Dataset records:
■ ■ ■ ■ ■ ■ ■
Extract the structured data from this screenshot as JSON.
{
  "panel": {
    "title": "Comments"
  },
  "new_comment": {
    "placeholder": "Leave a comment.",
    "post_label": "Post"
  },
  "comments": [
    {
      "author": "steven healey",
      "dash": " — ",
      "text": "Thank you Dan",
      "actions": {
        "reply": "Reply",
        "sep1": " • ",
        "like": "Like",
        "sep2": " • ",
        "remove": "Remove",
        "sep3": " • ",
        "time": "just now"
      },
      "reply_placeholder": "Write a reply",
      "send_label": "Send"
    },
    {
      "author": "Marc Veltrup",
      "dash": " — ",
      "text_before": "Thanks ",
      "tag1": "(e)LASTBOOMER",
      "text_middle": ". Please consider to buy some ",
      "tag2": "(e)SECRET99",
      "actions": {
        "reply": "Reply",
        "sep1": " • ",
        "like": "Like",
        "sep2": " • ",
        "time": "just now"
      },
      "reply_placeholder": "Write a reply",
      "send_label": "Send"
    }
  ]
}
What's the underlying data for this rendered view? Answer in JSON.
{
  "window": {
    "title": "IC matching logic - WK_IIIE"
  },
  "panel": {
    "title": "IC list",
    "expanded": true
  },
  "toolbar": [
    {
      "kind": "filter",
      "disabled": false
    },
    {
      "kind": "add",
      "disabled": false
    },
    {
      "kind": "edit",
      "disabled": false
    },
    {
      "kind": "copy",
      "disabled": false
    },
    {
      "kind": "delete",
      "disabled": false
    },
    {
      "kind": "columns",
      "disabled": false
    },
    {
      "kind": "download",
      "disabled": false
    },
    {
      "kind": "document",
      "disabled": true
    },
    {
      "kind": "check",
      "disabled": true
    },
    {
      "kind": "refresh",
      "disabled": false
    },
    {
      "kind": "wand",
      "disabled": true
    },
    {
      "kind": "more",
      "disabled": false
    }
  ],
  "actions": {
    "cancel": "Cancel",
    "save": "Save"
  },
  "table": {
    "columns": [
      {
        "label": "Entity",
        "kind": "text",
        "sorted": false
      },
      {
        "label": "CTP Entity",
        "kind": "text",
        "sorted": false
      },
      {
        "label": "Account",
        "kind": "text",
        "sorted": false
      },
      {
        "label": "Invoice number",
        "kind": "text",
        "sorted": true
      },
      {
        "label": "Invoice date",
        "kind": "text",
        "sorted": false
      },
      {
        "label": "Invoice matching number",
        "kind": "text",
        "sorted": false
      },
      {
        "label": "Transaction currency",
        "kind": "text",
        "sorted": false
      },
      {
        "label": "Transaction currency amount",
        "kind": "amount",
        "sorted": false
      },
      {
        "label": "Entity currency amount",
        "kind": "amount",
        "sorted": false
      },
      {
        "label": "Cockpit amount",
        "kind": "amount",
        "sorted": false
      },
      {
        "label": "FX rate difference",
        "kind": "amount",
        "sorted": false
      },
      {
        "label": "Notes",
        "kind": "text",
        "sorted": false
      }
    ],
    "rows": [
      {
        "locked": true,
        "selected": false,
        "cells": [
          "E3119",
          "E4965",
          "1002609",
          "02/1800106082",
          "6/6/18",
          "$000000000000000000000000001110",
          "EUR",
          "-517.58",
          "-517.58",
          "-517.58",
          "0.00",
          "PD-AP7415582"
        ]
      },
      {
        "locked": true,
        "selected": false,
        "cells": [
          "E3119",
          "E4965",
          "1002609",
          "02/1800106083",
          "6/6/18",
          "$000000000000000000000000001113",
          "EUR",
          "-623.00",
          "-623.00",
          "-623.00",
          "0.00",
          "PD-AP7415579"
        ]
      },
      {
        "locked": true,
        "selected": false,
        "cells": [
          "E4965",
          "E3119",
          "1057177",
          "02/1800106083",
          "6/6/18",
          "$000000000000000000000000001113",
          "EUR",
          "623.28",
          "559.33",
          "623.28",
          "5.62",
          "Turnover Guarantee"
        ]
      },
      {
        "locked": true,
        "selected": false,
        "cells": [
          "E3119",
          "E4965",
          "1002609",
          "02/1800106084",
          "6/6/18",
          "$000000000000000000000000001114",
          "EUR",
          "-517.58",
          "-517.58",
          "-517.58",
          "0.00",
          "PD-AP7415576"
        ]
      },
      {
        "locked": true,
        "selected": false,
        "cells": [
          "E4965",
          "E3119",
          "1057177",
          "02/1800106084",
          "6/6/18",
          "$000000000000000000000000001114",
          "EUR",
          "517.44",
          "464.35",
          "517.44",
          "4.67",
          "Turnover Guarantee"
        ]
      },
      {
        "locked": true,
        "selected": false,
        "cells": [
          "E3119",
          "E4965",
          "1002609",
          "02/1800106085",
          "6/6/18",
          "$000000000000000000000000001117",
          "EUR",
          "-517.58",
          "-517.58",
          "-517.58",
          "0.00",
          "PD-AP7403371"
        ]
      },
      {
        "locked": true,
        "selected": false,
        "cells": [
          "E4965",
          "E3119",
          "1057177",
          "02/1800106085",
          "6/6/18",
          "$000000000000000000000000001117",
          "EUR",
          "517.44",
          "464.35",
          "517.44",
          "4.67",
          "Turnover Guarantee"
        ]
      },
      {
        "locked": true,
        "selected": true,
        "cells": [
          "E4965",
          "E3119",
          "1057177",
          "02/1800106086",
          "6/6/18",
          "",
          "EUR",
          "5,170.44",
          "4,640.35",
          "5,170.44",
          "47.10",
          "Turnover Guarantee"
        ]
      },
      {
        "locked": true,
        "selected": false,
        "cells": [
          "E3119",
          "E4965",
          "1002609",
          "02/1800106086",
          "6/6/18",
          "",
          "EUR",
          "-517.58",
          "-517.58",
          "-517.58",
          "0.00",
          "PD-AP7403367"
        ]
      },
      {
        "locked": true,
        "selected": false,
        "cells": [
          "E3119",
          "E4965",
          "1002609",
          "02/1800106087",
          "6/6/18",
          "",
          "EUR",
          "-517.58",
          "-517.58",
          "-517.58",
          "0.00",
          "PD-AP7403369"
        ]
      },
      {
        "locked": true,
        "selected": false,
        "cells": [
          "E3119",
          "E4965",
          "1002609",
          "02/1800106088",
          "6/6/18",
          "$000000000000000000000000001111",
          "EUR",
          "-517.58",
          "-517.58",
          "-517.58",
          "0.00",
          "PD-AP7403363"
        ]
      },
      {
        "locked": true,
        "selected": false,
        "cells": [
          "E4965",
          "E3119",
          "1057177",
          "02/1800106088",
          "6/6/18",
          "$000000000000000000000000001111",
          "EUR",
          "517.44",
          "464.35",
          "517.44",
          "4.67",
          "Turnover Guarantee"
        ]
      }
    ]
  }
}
■ ■ ■ ■ ■ ■ ■
GOAL OF THE EXERCISE
All of the data needs to be reproduced exactly, with no line missing.

RESULT OF THIS EXERCISE
Extract the structured data from this screenshot as JSON.
{
  "panel": {
    "title": "Comments"
  },
  "new_comment": {
    "placeholder": "Leave a comment.",
    "post_label": "Post"
  },
  "comments": [
    {
      "author": "steven healey",
      "dash": " — ",
      "text": "Thank you Dan",
      "actions": {
        "reply": "Reply",
        "sep1": " • ",
        "like": "Like",
        "sep2": " • ",
        "remove": "Remove",
        "sep3": " • ",
        "time": "just now"
      },
      "reply_placeholder": "Write a reply",
      "send_label": "Send"
    },
    {
      "author": "Marc Veltrup",
      "dash": " — ",
      "text_before": "Thanks ",
      "tag1": "(e)LASTBOOMER",
      "text_middle": ". Please consider to buy some ",
      "tag2": "(e)SECRET99",
      "actions": {
        "reply": "Reply",
        "sep1": " • ",
        "like": "Like",
        "sep2": " • ",
        "time": "just now"
      },
      "reply_placeholder": "Write a reply",
      "send_label": "Send"
    }
  ]
}
What's the underlying data for this rendered view? Answer in JSON.
{
  "window": {
    "title": "IC matching logic - WK_IIIE"
  },
  "panel": {
    "title": "IC list",
    "expanded": true
  },
  "toolbar": [
    {
      "kind": "filter",
      "disabled": false
    },
    {
      "kind": "add",
      "disabled": false
    },
    {
      "kind": "edit",
      "disabled": false
    },
    {
      "kind": "copy",
      "disabled": false
    },
    {
      "kind": "delete",
      "disabled": false
    },
    {
      "kind": "columns",
      "disabled": false
    },
    {
      "kind": "download",
      "disabled": false
    },
    {
      "kind": "document",
      "disabled": true
    },
    {
      "kind": "check",
      "disabled": true
    },
    {
      "kind": "refresh",
      "disabled": false
    },
    {
      "kind": "wand",
      "disabled": true
    },
    {
      "kind": "more",
      "disabled": false
    }
  ],
  "actions": {
    "cancel": "Cancel",
    "save": "Save"
  },
  "table": {
    "columns": [
      {
        "label": "Entity",
        "kind": "text",
        "sorted": false
      },
      {
        "label": "CTP Entity",
        "kind": "text",
        "sorted": false
      },
      {
        "label": "Account",
        "kind": "text",
        "sorted": false
      },
      {
        "label": "Invoice number",
        "kind": "text",
        "sorted": true
      },
      {
        "label": "Invoice date",
        "kind": "text",
        "sorted": false
      },
      {
        "label": "Invoice matching number",
        "kind": "text",
        "sorted": false
      },
      {
        "label": "Transaction currency",
        "kind": "text",
        "sorted": false
      },
      {
        "label": "Transaction currency amount",
        "kind": "amount",
        "sorted": false
      },
      {
        "label": "Entity currency amount",
        "kind": "amount",
        "sorted": false
      },
      {
        "label": "Cockpit amount",
        "kind": "amount",
        "sorted": false
      },
      {
        "label": "FX rate difference",
        "kind": "amount",
        "sorted": false
      },
      {
        "label": "Notes",
        "kind": "text",
        "sorted": false
      }
    ],
    "rows": [
      {
        "locked": true,
        "selected": false,
        "cells": [
          "E3119",
          "E4965",
          "1002609",
          "02/1800106082",
          "6/6/18",
          "$000000000000000000000000001110",
          "EUR",
          "-517.58",
          "-517.58",
          "-517.58",
          "0.00",
          "PD-AP7415582"
        ]
      },
      {
        "locked": true,
        "selected": false,
        "cells": [
          "E3119",
          "E4965",
          "1002609",
          "02/1800106083",
          "6/6/18",
          "$000000000000000000000000001113",
          "EUR",
          "-623.00",
          "-623.00",
          "-623.00",
          "0.00",
          "PD-AP7415579"
        ]
      },
      {
        "locked": true,
        "selected": false,
        "cells": [
          "E4965",
          "E3119",
          "1057177",
          "02/1800106083",
          "6/6/18",
          "$000000000000000000000000001113",
          "EUR",
          "623.28",
          "559.33",
          "623.28",
          "5.62",
          "Turnover Guarantee"
        ]
      },
      {
        "locked": true,
        "selected": false,
        "cells": [
          "E3119",
          "E4965",
          "1002609",
          "02/1800106084",
          "6/6/18",
          "$000000000000000000000000001114",
          "EUR",
          "-517.58",
          "-517.58",
          "-517.58",
          "0.00",
          "PD-AP7415576"
        ]
      },
      {
        "locked": true,
        "selected": false,
        "cells": [
          "E4965",
          "E3119",
          "1057177",
          "02/1800106084",
          "6/6/18",
          "$000000000000000000000000001114",
          "EUR",
          "517.44",
          "464.35",
          "517.44",
          "4.67",
          "Turnover Guarantee"
        ]
      },
      {
        "locked": true,
        "selected": false,
        "cells": [
          "E3119",
          "E4965",
          "1002609",
          "02/1800106085",
          "6/6/18",
          "$000000000000000000000000001117",
          "EUR",
          "-517.58",
          "-517.58",
          "-517.58",
          "0.00",
          "PD-AP7403371"
        ]
      },
      {
        "locked": true,
        "selected": false,
        "cells": [
          "E4965",
          "E3119",
          "1057177",
          "02/1800106085",
          "6/6/18",
          "$000000000000000000000000001117",
          "EUR",
          "517.44",
          "464.35",
          "517.44",
          "4.67",
          "Turnover Guarantee"
        ]
      },
      {
        "locked": true,
        "selected": true,
        "cells": [
          "E4965",
          "E3119",
          "1057177",
          "02/1800106086",
          "6/6/18",
          "",
          "EUR",
          "5,170.44",
          "4,640.35",
          "5,170.44",
          "47.10",
          "Turnover Guarantee"
        ]
      },
      {
        "locked": true,
        "selected": false,
        "cells": [
          "E3119",
          "E4965",
          "1002609",
          "02/1800106086",
          "6/6/18",
          "",
          "EUR",
          "-517.58",
          "-517.58",
          "-517.58",
          "0.00",
          "PD-AP7403367"
        ]
      },
      {
        "locked": true,
        "selected": false,
        "cells": [
          "E3119",
          "E4965",
          "1002609",
          "02/1800106087",
          "6/6/18",
          "",
          "EUR",
          "-517.58",
          "-517.58",
          "-517.58",
          "0.00",
          "PD-AP7403369"
        ]
      },
      {
        "locked": true,
        "selected": false,
        "cells": [
          "E3119",
          "E4965",
          "1002609",
          "02/1800106088",
          "6/6/18",
          "$000000000000000000000000001111",
          "EUR",
          "-517.58",
          "-517.58",
          "-517.58",
          "0.00",
          "PD-AP7403363"
        ]
      },
      {
        "locked": true,
        "selected": false,
        "cells": [
          "E4965",
          "E3119",
          "1057177",
          "02/1800106088",
          "6/6/18",
          "$000000000000000000000000001111",
          "EUR",
          "517.44",
          "464.35",
          "517.44",
          "4.67",
          "Turnover Guarantee"
        ]
      }
    ]
  }
}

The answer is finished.